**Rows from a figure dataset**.
+++

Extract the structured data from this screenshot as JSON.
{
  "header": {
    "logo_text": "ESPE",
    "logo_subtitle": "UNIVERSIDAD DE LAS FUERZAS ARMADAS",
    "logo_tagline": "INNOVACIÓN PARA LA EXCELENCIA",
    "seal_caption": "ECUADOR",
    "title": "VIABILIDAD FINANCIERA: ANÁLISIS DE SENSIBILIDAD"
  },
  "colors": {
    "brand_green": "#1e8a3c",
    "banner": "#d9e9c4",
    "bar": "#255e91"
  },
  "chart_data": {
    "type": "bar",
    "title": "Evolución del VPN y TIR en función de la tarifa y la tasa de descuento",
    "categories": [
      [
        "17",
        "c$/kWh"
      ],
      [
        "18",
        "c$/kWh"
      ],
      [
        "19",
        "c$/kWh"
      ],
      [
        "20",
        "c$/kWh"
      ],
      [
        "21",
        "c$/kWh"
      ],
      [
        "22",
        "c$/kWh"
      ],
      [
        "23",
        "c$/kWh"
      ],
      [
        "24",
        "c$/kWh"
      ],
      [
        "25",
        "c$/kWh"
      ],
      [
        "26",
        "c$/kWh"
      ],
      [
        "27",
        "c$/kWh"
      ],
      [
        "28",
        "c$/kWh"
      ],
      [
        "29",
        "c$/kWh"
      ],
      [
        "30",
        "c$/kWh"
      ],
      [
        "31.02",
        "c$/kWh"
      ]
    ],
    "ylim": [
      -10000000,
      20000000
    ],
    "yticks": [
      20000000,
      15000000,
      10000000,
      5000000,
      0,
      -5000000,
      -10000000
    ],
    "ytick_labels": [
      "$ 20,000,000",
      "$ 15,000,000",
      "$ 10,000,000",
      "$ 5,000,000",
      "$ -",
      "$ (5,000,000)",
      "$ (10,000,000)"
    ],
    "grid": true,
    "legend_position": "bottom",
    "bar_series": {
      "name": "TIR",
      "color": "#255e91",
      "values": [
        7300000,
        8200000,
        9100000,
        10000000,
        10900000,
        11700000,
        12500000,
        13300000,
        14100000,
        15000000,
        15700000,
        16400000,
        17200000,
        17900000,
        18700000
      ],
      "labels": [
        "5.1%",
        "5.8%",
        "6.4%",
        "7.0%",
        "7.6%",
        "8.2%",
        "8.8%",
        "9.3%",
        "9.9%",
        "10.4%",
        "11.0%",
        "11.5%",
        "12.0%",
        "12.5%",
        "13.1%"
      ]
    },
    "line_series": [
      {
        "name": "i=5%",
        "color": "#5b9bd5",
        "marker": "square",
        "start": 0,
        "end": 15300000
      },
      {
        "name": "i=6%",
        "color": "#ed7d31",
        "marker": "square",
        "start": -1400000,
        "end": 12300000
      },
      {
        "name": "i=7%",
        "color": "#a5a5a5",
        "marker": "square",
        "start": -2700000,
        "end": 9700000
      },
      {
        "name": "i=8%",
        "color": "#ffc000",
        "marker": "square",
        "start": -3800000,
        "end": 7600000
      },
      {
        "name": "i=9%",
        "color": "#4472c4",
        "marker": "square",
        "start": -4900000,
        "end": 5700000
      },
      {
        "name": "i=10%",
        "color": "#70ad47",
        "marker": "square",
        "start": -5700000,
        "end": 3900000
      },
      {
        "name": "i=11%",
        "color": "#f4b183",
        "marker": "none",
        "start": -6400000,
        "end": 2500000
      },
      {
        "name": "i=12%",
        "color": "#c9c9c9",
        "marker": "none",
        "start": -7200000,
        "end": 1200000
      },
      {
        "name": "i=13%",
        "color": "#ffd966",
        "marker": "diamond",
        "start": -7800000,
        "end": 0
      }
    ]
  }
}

+++

**The request**. Determine how many lines of the material include the string "start". Output only that count.

**The completed task**. 9